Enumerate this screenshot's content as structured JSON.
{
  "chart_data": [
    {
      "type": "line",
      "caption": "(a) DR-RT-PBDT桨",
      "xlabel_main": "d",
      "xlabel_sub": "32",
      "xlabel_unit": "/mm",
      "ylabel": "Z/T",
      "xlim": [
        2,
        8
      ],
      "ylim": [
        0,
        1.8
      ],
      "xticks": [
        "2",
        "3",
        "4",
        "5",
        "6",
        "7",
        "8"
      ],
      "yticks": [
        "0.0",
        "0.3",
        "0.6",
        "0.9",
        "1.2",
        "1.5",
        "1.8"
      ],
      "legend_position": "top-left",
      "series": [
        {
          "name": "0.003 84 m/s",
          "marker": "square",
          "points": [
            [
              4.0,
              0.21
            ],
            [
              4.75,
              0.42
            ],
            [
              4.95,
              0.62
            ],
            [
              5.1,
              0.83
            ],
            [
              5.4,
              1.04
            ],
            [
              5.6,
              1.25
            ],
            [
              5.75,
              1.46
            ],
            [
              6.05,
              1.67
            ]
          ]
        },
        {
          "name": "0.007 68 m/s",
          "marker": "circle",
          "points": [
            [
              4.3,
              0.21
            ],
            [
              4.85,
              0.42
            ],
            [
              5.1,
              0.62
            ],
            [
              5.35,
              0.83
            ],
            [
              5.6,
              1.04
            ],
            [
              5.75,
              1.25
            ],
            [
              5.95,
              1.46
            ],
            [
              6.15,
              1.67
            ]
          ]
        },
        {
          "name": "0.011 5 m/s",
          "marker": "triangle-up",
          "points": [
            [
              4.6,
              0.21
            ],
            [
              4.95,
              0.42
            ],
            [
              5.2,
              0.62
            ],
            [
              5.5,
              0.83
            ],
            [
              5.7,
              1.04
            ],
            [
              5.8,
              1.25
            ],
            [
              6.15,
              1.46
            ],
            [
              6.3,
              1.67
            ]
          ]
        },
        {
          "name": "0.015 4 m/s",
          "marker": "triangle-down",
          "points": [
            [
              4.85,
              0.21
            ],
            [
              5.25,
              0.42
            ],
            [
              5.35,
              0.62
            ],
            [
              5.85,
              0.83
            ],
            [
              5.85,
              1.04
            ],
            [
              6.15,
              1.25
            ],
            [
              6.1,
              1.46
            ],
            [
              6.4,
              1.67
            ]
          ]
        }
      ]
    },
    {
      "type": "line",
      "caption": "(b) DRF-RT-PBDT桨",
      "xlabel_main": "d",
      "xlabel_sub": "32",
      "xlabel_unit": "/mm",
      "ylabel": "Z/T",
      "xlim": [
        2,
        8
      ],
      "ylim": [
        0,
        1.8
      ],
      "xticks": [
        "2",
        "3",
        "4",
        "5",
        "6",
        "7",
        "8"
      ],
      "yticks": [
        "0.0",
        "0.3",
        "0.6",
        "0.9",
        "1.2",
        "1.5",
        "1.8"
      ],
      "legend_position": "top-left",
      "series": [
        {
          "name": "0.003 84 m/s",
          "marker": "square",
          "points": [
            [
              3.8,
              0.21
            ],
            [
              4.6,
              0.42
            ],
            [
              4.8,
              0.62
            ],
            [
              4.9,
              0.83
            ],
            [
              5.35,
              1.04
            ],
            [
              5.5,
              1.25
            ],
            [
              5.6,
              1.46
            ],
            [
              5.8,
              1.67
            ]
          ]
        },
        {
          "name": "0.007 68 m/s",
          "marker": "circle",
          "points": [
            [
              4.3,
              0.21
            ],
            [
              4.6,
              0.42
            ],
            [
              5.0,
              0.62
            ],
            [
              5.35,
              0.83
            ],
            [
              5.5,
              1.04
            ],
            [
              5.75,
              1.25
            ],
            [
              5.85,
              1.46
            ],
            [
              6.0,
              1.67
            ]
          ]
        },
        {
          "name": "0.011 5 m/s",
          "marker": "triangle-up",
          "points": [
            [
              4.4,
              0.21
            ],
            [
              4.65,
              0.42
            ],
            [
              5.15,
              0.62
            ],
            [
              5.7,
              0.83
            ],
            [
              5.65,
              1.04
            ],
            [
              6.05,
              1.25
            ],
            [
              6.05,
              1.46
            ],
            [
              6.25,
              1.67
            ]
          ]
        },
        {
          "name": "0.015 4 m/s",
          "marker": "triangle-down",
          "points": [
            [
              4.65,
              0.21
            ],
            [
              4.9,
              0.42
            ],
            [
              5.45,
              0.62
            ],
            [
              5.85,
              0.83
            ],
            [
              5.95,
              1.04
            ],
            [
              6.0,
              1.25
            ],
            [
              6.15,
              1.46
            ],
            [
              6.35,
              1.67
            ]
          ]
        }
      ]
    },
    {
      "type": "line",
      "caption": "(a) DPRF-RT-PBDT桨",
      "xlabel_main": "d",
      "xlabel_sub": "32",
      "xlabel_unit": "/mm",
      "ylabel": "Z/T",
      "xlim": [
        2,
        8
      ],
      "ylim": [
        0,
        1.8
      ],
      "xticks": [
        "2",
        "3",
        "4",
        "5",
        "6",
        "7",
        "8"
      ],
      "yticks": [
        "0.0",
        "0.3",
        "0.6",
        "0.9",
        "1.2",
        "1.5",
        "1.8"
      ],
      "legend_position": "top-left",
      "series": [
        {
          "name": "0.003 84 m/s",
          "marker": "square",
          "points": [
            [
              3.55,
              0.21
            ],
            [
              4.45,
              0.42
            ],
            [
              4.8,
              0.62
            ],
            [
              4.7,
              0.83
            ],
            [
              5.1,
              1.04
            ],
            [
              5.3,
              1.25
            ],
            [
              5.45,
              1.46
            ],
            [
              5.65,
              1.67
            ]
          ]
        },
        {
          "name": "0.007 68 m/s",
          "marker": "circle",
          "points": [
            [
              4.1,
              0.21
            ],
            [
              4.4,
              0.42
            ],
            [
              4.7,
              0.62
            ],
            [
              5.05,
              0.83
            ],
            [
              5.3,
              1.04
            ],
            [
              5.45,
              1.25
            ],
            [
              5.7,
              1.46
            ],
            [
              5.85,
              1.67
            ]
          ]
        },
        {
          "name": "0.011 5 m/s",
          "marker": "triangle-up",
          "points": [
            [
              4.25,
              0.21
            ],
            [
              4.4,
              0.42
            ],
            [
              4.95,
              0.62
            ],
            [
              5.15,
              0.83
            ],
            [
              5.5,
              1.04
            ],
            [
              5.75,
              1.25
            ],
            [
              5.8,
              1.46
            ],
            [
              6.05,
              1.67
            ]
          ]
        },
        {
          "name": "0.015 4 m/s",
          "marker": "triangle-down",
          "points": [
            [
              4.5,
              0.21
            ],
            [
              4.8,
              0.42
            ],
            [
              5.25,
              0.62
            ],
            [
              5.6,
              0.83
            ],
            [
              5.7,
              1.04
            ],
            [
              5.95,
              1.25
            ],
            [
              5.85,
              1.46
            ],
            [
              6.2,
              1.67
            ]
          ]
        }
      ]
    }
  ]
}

━━━━━━━━━━

WORK REQUIRED >> Retype each record exactly, leaving nothing out.

TASK ANSWER >>
Enumerate this screenshot's content as structured JSON.
{
  "chart_data": [
    {
      "type": "line",
      "caption": "(a) DR-RT-PBDT桨",
      "xlabel_main": "d",
      "xlabel_sub": "32",
      "xlabel_unit": "/mm",
      "ylabel": "Z/T",
      "xlim": [
        2,
        8
      ],
      "ylim": [
        0,
        1.8
      ],
      "xticks": [
        "2",
        "3",
        "4",
        "5",
        "6",
        "7",
        "8"
      ],
      "yticks": [
        "0.0",
        "0.3",
        "0.6",
        "0.9",
        "1.2",
        "1.5",
        "1.8"
      ],
      "legend_position": "top-left",
      "series": [
        {
          "name": "0.003 84 m/s",
          "marker": "square",
          "points": [
            [
              4.0,
              0.21
            ],
            [
              4.75,
              0.42
            ],
            [
              4.95,
              0.62
            ],
            [
              5.1,
              0.83
            ],
            [
              5.4,
              1.04
            ],
            [
              5.6,
              1.25
            ],
            [
              5.75,
              1.46
            ],
            [
              6.05,
              1.67
            ]
          ]
        },
        {
          "name": "0.007 68 m/s",
          "marker": "circle",
          "points": [
            [
              4.3,
              0.21
            ],
            [
              4.85,
              0.42
            ],
            [
              5.1,
              0.62
            ],
            [
              5.35,
              0.83
            ],
            [
              5.6,
              1.04
            ],
            [
              5.75,
              1.25
            ],
            [
              5.95,
              1.46
            ],
            [
              6.15,
              1.67
            ]
          ]
        },
        {
          "name": "0.011 5 m/s",
          "marker": "triangle-up",
          "points": [
            [
              4.6,
              0.21
            ],
            [
              4.95,
              0.42
            ],
            [
              5.2,
              0.62
            ],
            [
              5.5,
              0.83
            ],
            [
              5.7,
              1.04
            ],
            [
              5.8,
              1.25
            ],
            [
              6.15,
              1.46
            ],
            [
              6.3,
              1.67
            ]
          ]
        },
        {
          "name": "0.015 4 m/s",
          "marker": "triangle-down",
          "points": [
            [
              4.85,
              0.21
            ],
            [
              5.25,
              0.42
            ],
            [
              5.35,
              0.62
            ],
            [
              5.85,
              0.83
            ],
            [
              5.85,
              1.04
            ],
            [
              6.15,
              1.25
            ],
            [
              6.1,
              1.46
            ],
            [
              6.4,
              1.67
            ]
          ]
        }
      ]
    },
    {
      "type": "line",
      "caption": "(b) DRF-RT-PBDT桨",
      "xlabel_main": "d",
      "xlabel_sub": "32",
      "xlabel_unit": "/mm",
      "ylabel": "Z/T",
      "xlim": [
        2,
        8
      ],
      "ylim": [
        0,
        1.8
      ],
      "xticks": [
        "2",
        "3",
        "4",
        "5",
        "6",
        "7",
        "8"
      ],
      "yticks": [
        "0.0",
        "0.3",
        "0.6",
        "0.9",
        "1.2",
        "1.5",
        "1.8"
      ],
      "legend_position": "top-left",
      "series": [
        {
          "name": "0.003 84 m/s",
          "marker": "square",
          "points": [
            [
              3.8,
              0.21
            ],
            [
              4.6,
              0.42
            ],
            [
              4.8,
              0.62
            ],
            [
              4.9,
              0.83
            ],
            [
              5.35,
              1.04
            ],
            [
              5.5,
              1.25
            ],
            [
              5.6,
              1.46
            ],
            [
              5.8,
              1.67
            ]
          ]
        },
        {
          "name": "0.007 68 m/s",
          "marker": "circle",
          "points": [
            [
              4.3,
              0.21
            ],
            [
              4.6,
              0.42
            ],
            [
              5.0,
              0.62
            ],
            [
              5.35,
              0.83
            ],
            [
              5.5,
              1.04
            ],
            [
              5.75,
              1.25
            ],
            [
              5.85,
              1.46
            ],
            [
              6.0,
              1.67
            ]
          ]
        },
        {
          "name": "0.011 5 m/s",
          "marker": "triangle-up",
          "points": [
            [
              4.4,
              0.21
            ],
            [
              4.65,
              0.42
            ],
            [
              5.15,
              0.62
            ],
            [
              5.7,
              0.83
            ],
            [
              5.65,
              1.04
            ],
            [
              6.05,
              1.25
            ],
            [
              6.05,
              1.46
            ],
            [
              6.25,
              1.67
            ]
          ]
        },
        {
          "name": "0.015 4 m/s",
          "marker": "triangle-down",
          "points": [
            [
              4.65,
              0.21
            ],
            [
              4.9,
              0.42
            ],
            [
              5.45,
              0.62
            ],
            [
              5.85,
              0.83
            ],
            [
              5.95,
              1.04
            ],
            [
              6.0,
              1.25
            ],
            [
              6.15,
              1.46
            ],
            [
              6.35,
              1.67
            ]
          ]
        }
      ]
    },
    {
      "type": "line",
      "caption": "(a) DPRF-RT-PBDT桨",
      "xlabel_main": "d",
      "xlabel_sub": "32",
      "xlabel_unit": "/mm",
      "ylabel": "Z/T",
      "xlim": [
        2,
        8
      ],
      "ylim": [
        0,
        1.8
      ],
      "xticks": [
        "2",
        "3",
        "4",
        "5",
        "6",
        "7",
        "8"
      ],
      "yticks": [
        "0.0",
        "0.3",
        "0.6",
        "0.9",
        "1.2",
        "1.5",
        "1.8"
      ],
      "legend_position": "top-left",
      "series": [
        {
          "name": "0.003 84 m/s",
          "marker": "square",
          "points": [
            [
              3.55,
              0.21
            ],
            [
              4.45,
              0.42
            ],
            [
              4.8,
              0.62
            ],
            [
              4.7,
              0.83
            ],
            [
              5.1,
              1.04
            ],
            [
              5.3,
              1.25
            ],
            [
              5.45,
              1.46
            ],
            [
              5.65,
              1.67
            ]
          ]
        },
        {
          "name": "0.007 68 m/s",
          "marker": "circle",
          "points": [
            [
              4.1,
              0.21
            ],
            [
              4.4,
              0.42
            ],
            [
              4.7,
              0.62
            ],
            [
              5.05,
              0.83
            ],
            [
              5.3,
              1.04
            ],
            [
              5.45,
              1.25
            ],
            [
              5.7,
              1.46
            ],
            [
              5.85,
              1.67
            ]
          ]
        },
        {
          "name": "0.011 5 m/s",
          "marker": "triangle-up",
          "points": [
            [
              4.25,
              0.21
            ],
            [
              4.4,
              0.42
            ],
            [
              4.95,
              0.62
            ],
            [
              5.15,
              0.83
            ],
            [
              5.5,
              1.04
            ],
            [
              5.75,
              1.25
            ],
            [
              5.8,
              1.46
            ],
            [
              6.05,
              1.67
            ]
          ]
        },
        {
          "name": "0.015 4 m/s",
          "marker": "triangle-down",
          "points": [
            [
              4.5,
              0.21
            ],
            [
              4.8,
              0.42
            ],
            [
              5.25,
              0.62
            ],
            [
              5.6,
              0.83
            ],
            [
              5.7,
              1.04
            ],
            [
              5.95,
              1.25
            ],
            [
              5.85,
              1.46
            ],
            [
              6.2,
              1.67
            ]
          ]
        }
      ]
    }
  ]
}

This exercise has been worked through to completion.